**Problem description**.
Find the lines with "this" in them and copy them out.

**Excerpted data**.
━━━━

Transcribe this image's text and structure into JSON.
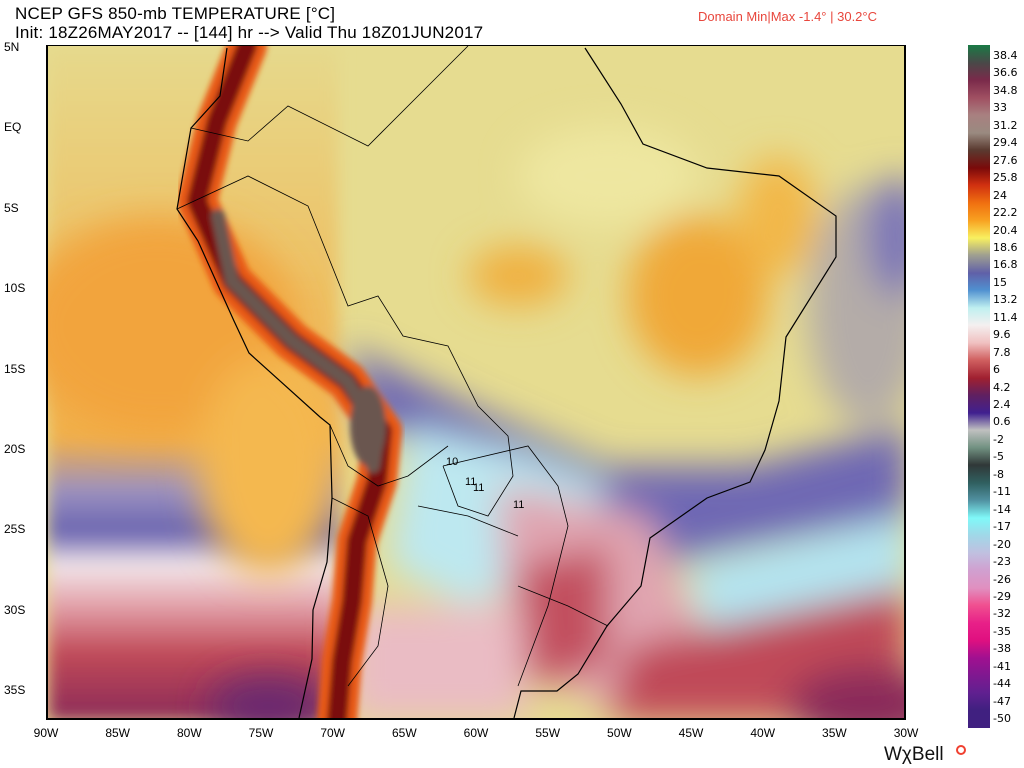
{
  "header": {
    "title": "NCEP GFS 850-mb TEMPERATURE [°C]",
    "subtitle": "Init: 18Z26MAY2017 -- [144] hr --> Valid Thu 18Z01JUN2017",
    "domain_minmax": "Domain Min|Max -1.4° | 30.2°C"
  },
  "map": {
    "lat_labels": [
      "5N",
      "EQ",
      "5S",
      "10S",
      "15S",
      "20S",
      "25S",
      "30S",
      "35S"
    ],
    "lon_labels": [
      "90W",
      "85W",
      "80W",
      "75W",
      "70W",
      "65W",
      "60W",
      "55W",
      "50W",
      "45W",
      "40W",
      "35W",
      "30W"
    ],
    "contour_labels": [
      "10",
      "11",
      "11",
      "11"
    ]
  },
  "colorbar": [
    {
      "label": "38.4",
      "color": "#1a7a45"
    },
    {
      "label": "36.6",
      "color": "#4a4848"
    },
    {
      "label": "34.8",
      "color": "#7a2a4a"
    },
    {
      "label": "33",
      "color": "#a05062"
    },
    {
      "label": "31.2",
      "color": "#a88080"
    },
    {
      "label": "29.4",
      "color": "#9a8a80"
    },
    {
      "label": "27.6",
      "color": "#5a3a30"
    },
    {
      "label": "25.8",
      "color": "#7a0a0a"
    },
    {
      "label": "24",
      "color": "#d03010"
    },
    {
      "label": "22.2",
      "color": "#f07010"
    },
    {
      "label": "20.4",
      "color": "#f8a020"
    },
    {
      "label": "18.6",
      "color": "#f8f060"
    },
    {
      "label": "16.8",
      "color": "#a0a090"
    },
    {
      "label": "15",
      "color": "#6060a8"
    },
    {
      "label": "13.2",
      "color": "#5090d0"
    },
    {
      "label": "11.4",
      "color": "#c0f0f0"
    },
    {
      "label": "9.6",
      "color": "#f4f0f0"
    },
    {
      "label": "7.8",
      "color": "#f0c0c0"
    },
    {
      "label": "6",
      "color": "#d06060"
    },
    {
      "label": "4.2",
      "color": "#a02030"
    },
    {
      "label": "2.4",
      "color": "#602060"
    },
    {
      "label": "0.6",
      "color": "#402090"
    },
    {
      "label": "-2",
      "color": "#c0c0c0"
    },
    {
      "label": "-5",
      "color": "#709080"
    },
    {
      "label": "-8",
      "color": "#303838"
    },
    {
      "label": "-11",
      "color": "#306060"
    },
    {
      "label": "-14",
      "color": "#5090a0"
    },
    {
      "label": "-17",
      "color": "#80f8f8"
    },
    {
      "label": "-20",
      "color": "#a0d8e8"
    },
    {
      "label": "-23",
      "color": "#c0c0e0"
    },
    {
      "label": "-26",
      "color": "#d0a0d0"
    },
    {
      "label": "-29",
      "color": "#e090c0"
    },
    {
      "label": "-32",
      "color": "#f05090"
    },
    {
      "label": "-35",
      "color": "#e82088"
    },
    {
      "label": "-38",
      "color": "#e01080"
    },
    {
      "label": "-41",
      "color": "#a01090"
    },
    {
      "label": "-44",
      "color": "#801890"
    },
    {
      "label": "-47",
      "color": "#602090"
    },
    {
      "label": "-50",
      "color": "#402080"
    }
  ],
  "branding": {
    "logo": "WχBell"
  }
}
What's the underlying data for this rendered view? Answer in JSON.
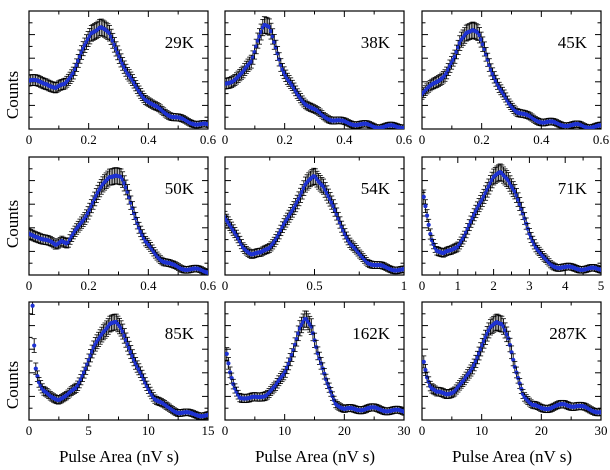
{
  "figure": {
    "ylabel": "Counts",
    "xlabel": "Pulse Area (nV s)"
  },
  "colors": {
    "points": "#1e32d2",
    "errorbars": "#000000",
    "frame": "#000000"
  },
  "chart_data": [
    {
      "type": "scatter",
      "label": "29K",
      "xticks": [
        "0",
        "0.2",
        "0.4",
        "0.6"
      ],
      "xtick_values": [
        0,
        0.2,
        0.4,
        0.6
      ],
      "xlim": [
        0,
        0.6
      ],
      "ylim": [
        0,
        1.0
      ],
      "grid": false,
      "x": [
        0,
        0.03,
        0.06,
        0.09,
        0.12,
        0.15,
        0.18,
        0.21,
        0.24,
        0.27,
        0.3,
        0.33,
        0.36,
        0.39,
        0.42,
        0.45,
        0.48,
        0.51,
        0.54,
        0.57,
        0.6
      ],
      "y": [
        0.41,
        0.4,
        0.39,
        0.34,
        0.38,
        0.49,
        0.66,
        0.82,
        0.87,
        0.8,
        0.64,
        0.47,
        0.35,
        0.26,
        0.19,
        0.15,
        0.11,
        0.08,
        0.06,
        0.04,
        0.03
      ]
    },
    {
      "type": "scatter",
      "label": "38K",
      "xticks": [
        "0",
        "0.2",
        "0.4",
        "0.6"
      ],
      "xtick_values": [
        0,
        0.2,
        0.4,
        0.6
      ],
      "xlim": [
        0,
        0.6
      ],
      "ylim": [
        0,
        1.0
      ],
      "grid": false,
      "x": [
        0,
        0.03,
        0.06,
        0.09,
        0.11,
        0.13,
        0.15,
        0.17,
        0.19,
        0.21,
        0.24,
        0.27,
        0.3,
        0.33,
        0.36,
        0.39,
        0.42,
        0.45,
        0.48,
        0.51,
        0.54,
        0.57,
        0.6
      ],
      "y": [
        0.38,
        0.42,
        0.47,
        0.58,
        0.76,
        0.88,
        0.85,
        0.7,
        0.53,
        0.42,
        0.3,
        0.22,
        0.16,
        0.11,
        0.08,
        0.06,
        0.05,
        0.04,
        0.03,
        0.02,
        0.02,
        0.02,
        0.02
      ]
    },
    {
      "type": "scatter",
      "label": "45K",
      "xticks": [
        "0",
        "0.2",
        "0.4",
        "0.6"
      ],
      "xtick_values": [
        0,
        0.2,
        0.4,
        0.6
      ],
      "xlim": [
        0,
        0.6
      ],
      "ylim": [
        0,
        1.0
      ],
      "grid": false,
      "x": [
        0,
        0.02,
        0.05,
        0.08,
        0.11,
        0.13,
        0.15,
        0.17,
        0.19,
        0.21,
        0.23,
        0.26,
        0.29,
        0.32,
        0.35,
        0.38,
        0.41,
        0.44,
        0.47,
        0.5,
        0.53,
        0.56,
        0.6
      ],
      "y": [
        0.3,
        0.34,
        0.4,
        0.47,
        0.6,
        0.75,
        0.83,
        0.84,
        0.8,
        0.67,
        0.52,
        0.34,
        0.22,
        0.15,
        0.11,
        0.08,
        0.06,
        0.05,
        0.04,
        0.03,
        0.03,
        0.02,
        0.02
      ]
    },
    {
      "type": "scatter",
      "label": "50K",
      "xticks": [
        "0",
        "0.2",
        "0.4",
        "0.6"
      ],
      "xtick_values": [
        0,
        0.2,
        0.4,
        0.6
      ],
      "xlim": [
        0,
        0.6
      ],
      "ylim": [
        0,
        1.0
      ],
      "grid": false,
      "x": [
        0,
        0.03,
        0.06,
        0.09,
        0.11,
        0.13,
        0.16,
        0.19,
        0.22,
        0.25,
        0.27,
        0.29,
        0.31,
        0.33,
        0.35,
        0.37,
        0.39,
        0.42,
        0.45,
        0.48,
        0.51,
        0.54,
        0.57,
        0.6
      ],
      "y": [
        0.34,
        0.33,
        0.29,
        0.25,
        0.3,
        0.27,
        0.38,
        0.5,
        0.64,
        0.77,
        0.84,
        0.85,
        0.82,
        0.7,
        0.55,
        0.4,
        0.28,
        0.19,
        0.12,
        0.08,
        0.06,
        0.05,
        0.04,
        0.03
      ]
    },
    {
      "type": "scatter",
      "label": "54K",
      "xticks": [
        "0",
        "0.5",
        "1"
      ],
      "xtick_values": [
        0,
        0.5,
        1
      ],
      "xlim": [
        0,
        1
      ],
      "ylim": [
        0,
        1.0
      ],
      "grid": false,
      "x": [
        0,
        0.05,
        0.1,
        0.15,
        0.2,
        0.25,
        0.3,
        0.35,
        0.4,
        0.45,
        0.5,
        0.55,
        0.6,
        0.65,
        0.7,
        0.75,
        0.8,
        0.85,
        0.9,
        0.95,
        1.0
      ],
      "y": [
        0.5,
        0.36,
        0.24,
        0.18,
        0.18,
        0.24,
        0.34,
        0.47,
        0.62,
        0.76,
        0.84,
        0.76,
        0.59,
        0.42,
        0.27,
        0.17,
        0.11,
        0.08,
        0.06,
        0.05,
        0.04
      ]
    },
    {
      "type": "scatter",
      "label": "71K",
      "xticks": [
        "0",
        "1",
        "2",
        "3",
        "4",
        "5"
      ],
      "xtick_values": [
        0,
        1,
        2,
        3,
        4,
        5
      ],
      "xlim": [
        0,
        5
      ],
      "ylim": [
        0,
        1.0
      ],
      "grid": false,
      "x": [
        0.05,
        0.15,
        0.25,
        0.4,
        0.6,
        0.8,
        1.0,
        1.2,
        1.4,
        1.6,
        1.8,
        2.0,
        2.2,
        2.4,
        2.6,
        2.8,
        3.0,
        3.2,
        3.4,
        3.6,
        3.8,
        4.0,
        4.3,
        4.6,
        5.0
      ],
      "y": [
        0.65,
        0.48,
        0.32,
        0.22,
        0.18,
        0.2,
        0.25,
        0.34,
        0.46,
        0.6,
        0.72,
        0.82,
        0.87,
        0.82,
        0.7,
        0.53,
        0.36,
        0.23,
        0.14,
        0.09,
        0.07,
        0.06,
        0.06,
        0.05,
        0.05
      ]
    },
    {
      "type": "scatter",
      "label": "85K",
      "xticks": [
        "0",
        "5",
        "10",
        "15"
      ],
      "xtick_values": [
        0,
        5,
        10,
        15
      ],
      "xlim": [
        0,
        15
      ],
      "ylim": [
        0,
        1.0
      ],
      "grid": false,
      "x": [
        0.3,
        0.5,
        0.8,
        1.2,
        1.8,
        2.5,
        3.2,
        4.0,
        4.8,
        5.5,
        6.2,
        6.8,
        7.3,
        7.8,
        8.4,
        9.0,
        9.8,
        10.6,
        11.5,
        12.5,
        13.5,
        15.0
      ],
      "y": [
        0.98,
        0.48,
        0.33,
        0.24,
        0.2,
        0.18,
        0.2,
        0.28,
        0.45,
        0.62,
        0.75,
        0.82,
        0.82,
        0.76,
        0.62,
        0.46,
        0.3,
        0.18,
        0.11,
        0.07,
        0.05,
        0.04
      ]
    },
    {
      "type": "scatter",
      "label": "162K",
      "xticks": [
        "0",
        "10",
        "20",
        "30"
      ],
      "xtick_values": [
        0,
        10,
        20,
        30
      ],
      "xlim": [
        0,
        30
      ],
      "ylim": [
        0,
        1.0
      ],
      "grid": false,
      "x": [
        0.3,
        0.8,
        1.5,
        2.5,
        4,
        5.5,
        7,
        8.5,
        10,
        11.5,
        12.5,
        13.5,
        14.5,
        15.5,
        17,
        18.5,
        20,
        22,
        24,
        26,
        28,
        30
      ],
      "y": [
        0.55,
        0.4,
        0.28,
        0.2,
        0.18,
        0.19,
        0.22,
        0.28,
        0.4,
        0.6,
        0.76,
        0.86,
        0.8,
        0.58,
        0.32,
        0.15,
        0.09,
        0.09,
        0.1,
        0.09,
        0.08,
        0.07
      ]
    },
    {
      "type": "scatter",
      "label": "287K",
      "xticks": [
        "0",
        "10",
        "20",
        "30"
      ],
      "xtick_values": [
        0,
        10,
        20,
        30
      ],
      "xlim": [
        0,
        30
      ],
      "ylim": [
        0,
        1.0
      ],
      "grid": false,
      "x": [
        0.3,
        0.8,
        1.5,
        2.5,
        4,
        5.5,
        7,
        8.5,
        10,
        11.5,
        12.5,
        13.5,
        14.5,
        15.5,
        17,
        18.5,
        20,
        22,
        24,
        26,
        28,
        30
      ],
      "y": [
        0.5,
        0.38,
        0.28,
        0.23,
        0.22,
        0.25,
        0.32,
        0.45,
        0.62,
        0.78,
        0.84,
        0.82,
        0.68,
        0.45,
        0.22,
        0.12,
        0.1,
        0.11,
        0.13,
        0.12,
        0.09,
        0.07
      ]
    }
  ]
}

━━━━

**Final result**.
Transcribe this image's text and structure into JSON.
What's the underlying data for this rendered view? Answer in JSON.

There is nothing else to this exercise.